* **Task directions**: Determine which lines contain the word "JSON", then copy those lines.

>> START Exercise input

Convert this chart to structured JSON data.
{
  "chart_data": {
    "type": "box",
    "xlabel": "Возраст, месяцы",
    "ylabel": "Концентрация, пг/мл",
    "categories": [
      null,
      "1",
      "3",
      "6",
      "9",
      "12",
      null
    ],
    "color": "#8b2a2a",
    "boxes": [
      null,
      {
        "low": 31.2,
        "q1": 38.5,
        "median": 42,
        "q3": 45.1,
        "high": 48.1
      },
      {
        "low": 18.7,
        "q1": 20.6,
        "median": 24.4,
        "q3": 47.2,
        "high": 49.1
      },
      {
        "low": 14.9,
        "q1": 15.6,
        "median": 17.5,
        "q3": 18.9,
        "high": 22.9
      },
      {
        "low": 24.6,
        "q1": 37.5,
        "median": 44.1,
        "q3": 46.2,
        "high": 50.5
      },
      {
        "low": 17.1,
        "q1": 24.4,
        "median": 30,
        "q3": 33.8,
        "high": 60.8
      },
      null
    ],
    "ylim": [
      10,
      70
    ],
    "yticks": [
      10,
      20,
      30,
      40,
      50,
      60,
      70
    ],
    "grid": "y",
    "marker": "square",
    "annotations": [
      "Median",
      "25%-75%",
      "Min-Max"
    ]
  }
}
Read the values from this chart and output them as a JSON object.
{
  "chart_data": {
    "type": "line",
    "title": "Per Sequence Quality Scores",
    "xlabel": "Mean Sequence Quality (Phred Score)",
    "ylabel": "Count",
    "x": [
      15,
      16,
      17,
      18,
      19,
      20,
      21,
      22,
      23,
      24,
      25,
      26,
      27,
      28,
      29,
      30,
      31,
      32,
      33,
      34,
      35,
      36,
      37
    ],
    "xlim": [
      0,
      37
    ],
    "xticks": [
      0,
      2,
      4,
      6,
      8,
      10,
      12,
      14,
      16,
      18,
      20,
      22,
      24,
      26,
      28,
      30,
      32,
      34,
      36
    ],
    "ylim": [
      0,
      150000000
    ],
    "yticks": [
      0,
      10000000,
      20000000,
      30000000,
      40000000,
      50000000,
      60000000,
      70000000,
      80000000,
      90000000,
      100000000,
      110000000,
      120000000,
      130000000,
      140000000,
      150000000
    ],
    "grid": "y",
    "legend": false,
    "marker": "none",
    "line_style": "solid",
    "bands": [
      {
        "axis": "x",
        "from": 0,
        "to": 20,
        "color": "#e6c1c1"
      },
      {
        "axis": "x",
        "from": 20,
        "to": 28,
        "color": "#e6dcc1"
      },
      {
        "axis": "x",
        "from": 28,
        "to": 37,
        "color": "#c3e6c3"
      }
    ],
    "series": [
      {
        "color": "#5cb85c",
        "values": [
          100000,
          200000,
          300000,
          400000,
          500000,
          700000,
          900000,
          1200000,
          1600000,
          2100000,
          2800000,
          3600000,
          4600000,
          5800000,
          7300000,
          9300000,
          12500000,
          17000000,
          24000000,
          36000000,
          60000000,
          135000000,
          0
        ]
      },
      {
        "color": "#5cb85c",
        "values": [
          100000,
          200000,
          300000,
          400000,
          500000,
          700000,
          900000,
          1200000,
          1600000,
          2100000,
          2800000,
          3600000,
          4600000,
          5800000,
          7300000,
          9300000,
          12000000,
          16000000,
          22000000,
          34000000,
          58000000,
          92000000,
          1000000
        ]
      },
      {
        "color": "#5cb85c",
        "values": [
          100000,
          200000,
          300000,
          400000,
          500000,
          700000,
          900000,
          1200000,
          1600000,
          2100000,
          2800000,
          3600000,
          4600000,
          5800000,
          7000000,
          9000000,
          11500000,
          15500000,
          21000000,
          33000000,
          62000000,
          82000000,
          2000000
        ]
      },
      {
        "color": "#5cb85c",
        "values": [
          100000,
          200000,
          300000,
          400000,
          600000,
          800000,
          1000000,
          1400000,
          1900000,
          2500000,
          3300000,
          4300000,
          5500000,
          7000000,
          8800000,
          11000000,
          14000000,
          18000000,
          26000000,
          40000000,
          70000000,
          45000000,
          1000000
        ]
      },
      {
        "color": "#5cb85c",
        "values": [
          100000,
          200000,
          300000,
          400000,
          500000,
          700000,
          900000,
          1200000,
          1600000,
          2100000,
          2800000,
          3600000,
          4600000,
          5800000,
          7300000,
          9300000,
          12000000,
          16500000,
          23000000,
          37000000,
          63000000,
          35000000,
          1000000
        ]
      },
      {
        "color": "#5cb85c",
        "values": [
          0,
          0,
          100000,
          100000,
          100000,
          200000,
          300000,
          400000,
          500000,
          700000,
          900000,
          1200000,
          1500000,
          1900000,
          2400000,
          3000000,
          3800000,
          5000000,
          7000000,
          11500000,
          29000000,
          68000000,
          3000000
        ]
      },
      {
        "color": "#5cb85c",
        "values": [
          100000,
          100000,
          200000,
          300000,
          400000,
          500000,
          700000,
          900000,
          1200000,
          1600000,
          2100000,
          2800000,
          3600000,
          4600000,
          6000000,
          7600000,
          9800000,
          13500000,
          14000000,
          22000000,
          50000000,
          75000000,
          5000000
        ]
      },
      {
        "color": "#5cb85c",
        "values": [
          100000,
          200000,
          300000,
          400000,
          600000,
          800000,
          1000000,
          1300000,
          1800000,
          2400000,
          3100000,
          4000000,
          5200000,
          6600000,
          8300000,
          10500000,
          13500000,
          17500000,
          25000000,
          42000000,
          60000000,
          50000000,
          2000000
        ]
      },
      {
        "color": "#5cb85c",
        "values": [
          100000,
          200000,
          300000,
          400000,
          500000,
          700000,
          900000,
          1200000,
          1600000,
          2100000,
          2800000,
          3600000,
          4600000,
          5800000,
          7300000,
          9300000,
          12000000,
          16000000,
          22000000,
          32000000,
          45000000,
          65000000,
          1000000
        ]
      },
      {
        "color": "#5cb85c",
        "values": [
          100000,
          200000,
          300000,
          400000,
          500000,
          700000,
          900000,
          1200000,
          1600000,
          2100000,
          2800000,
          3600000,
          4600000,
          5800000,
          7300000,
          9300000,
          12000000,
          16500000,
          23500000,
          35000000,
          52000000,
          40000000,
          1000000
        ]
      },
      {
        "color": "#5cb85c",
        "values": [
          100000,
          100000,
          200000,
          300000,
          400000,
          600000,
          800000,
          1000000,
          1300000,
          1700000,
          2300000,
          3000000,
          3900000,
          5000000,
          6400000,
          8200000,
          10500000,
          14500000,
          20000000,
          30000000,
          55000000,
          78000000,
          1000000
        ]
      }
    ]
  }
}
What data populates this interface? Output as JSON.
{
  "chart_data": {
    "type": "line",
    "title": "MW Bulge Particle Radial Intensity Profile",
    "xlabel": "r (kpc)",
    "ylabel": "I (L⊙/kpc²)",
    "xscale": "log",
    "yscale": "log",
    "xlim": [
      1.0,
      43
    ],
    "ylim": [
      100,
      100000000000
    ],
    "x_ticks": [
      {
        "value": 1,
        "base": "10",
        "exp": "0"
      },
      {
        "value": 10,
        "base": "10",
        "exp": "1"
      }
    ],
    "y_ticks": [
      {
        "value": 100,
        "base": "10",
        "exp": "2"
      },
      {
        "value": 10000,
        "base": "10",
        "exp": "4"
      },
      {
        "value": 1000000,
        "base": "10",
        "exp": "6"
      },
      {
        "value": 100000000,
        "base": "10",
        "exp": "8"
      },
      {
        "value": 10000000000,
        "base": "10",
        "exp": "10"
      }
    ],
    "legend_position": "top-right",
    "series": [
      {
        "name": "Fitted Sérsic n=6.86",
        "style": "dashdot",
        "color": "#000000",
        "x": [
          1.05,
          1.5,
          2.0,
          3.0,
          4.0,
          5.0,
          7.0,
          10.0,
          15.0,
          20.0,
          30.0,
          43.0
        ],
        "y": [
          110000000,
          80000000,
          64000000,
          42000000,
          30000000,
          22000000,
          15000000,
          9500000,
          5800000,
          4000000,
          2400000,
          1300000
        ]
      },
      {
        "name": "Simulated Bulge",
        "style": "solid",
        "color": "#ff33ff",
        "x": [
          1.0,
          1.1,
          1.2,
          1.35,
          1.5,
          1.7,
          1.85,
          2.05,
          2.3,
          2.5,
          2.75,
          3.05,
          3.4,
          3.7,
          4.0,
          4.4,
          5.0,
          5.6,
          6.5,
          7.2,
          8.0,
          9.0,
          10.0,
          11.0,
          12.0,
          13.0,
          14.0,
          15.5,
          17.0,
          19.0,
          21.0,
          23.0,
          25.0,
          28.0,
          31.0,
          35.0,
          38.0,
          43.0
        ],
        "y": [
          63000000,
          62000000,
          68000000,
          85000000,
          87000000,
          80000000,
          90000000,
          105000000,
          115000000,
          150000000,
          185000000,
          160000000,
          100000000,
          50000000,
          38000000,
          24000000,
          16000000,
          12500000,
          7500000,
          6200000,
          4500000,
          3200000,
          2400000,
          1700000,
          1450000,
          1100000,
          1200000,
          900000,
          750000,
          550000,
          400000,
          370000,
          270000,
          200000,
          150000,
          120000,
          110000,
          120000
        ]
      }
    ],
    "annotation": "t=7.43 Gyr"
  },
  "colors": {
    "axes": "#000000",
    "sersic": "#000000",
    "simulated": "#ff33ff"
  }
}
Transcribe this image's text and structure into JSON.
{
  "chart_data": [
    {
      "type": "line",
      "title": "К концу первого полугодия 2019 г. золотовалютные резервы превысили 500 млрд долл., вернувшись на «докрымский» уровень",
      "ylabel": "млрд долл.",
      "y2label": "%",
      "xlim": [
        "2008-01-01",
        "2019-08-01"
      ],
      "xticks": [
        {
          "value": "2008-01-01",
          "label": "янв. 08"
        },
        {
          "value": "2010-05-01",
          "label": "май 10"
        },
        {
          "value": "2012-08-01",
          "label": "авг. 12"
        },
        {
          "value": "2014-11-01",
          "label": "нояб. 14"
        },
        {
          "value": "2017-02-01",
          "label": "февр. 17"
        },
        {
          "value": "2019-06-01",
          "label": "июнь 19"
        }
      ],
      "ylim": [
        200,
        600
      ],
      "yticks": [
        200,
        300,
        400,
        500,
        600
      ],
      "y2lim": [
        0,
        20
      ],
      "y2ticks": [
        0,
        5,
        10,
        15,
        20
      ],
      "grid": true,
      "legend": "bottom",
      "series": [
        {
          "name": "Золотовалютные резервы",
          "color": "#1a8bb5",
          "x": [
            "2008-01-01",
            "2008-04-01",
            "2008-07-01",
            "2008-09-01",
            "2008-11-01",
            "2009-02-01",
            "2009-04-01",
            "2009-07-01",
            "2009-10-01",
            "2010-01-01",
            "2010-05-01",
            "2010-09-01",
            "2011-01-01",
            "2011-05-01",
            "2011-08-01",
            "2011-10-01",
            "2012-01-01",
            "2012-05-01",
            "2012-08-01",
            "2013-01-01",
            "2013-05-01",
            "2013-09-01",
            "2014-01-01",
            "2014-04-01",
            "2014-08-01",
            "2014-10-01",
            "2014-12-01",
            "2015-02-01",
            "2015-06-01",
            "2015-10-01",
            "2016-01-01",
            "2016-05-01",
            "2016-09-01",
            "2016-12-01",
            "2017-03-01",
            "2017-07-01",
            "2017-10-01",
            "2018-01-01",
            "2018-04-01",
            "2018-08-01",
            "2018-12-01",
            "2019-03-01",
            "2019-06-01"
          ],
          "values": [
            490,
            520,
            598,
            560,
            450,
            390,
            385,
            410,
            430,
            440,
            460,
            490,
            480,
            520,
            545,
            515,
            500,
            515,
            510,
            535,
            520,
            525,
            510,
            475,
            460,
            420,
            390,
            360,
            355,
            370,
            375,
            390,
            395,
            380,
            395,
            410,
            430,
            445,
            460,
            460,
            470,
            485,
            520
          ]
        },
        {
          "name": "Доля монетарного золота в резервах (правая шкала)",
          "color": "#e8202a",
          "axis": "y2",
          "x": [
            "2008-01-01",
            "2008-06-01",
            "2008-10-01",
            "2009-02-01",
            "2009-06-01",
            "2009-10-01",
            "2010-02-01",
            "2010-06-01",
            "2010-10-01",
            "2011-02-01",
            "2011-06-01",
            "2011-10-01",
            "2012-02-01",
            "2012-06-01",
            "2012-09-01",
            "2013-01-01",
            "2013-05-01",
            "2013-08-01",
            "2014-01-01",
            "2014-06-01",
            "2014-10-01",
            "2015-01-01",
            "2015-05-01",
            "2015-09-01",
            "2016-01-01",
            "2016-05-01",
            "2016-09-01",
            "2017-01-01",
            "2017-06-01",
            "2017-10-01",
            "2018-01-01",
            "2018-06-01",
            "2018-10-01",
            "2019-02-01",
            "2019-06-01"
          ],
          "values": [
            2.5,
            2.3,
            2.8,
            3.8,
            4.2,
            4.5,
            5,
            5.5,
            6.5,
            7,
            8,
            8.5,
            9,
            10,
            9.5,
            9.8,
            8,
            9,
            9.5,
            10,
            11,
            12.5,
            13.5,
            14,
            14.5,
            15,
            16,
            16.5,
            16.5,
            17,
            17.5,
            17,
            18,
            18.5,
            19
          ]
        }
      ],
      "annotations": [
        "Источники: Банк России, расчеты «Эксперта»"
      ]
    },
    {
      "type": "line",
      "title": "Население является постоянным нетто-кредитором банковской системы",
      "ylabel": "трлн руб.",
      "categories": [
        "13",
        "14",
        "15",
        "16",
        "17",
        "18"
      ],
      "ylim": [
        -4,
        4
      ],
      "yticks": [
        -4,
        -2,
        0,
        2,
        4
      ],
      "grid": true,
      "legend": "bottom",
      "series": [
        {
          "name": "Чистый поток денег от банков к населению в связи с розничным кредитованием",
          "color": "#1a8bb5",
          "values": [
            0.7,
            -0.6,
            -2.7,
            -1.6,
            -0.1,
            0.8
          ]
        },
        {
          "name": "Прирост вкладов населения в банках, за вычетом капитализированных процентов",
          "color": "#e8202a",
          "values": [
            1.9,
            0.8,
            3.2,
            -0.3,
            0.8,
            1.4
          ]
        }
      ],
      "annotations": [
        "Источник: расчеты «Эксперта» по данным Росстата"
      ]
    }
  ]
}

>> END Exercise input

* **Result of this task**:
Convert this chart to structured JSON data.
Read the values from this chart and output them as a JSON object.
What data populates this interface? Output as JSON.
Transcribe this image's text and structure into JSON.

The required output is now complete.